---- Entries

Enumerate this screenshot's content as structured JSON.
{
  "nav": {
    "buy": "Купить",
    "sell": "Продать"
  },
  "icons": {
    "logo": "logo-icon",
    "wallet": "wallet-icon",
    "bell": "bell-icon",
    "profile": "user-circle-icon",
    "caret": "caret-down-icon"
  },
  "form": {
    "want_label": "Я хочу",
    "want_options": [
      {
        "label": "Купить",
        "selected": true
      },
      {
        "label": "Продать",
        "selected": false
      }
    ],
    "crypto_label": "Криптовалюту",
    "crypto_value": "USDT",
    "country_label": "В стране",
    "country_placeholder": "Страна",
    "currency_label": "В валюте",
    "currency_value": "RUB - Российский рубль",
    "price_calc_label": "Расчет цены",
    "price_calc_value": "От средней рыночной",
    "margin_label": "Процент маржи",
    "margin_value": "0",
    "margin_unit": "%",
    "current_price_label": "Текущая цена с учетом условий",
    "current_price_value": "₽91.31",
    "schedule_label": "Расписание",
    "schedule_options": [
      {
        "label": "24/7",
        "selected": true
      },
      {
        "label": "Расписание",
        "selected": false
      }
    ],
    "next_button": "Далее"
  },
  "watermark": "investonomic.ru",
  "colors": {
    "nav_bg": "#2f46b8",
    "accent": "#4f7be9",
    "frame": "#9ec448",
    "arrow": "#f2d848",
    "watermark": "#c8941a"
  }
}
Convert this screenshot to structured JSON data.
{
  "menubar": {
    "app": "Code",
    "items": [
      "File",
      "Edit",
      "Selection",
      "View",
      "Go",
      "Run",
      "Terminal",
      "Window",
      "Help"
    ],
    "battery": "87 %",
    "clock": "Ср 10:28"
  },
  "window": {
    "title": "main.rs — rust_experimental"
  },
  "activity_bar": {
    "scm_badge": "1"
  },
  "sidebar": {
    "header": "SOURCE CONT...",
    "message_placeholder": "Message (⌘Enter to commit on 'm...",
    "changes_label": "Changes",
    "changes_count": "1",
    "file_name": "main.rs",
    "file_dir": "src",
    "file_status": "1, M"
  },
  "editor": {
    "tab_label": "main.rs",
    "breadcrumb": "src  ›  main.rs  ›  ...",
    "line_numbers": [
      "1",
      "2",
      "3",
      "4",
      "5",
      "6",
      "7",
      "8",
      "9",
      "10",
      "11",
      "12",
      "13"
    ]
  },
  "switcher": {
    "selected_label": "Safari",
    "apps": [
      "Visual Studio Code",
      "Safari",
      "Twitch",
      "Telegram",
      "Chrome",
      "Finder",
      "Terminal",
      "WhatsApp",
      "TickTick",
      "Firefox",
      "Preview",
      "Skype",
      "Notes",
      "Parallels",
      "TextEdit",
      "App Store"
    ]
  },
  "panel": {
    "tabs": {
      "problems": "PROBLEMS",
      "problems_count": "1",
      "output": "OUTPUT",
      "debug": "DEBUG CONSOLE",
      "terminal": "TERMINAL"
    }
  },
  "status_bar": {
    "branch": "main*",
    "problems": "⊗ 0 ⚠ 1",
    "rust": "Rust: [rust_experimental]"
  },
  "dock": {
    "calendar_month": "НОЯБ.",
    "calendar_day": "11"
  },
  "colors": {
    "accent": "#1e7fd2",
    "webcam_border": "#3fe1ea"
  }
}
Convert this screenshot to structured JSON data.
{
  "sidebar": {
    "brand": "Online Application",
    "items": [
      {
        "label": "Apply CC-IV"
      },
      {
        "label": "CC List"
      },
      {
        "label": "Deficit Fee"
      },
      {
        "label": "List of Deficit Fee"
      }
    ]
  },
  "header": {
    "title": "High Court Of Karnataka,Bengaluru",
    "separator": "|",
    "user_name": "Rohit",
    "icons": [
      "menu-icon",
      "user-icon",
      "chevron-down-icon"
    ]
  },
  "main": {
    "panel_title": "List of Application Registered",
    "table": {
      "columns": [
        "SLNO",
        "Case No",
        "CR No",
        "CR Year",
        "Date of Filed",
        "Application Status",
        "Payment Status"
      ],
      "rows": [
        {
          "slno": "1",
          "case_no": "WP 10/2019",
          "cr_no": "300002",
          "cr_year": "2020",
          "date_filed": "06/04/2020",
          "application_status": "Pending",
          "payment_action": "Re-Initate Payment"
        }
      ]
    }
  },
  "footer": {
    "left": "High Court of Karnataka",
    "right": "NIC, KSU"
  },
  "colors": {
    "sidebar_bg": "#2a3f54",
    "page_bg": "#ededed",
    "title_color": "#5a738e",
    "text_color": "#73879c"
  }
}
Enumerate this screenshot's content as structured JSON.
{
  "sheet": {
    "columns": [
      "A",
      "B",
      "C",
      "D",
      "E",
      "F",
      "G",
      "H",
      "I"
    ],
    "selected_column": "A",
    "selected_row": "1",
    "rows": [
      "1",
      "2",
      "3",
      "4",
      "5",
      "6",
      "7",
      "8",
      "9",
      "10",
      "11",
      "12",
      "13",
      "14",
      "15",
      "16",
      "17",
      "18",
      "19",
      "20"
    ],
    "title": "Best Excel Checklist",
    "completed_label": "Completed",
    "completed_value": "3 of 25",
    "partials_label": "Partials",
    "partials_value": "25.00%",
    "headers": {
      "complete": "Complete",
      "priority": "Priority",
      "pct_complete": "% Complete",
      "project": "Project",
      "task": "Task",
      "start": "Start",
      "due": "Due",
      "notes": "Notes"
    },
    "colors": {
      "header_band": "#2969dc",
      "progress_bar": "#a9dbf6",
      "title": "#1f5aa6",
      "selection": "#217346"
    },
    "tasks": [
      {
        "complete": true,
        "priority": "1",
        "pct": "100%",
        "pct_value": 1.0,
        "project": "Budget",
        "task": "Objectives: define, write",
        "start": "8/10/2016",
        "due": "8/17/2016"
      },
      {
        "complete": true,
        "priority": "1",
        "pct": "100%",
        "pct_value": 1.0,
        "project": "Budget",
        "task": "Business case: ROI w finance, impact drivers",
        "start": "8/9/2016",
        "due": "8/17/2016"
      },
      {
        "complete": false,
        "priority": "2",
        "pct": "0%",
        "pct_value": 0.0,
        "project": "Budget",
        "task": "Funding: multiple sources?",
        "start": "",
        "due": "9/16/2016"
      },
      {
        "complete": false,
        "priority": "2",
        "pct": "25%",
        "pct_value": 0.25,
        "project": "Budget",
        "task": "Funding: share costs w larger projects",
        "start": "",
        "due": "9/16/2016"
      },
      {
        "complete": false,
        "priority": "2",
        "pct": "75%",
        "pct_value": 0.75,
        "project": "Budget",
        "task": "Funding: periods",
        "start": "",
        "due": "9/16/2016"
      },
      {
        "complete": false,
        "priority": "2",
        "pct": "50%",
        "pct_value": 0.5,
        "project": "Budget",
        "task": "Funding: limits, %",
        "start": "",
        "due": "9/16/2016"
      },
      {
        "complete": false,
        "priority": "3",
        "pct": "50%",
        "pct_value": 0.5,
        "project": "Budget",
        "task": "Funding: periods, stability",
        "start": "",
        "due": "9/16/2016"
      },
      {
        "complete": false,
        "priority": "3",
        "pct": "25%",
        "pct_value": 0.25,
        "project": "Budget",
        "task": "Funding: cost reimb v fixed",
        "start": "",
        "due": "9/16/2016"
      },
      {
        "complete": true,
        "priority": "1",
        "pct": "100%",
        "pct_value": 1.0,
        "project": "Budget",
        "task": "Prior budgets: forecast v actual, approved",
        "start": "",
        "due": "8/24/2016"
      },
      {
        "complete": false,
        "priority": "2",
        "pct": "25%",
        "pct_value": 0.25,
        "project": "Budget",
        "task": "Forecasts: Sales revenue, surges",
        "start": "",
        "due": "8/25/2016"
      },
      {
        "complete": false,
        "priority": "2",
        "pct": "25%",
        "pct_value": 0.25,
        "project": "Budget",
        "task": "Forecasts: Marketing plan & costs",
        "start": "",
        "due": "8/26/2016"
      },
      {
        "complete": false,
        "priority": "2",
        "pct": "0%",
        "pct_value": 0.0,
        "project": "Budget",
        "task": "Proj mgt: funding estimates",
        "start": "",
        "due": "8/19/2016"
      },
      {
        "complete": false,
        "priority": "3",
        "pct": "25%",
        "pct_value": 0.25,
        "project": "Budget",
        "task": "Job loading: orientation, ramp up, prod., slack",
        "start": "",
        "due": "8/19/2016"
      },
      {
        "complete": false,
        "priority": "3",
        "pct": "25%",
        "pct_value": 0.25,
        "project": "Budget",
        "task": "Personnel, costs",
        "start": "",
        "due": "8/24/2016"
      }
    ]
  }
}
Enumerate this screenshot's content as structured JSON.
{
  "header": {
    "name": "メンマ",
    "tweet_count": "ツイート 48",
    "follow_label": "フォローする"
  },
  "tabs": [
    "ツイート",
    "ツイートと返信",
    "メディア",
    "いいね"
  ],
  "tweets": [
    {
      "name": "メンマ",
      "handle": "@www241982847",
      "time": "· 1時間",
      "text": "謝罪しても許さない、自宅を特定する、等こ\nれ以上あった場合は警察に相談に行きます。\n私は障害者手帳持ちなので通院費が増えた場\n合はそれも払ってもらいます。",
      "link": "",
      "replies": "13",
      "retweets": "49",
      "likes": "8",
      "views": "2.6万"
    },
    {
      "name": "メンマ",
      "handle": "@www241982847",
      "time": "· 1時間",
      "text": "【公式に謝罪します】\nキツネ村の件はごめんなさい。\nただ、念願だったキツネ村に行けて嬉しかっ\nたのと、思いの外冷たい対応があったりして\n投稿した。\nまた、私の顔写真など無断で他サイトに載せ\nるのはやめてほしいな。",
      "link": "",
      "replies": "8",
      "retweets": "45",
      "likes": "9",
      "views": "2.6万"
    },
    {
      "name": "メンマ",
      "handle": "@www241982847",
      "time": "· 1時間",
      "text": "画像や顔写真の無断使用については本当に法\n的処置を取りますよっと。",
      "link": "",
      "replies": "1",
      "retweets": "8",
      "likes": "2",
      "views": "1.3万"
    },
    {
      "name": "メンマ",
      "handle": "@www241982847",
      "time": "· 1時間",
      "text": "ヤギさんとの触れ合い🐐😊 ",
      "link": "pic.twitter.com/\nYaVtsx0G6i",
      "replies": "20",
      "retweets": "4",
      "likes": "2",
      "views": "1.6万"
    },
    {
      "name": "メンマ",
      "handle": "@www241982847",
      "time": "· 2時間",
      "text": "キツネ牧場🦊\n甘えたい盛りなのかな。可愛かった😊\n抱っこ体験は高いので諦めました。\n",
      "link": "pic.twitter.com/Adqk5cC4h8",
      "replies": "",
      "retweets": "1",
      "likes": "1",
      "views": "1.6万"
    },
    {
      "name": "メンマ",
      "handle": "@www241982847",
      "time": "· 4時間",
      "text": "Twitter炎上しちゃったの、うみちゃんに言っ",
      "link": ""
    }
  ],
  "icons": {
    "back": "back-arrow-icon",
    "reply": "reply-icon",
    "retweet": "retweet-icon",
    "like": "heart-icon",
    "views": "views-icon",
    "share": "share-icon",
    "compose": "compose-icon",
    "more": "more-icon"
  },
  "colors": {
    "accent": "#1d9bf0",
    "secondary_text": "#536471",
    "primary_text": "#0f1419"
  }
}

--------

**Work to complete:** Only a number is wanted here: how many lines in the data above include the string "retweets"?

**Task result:** 5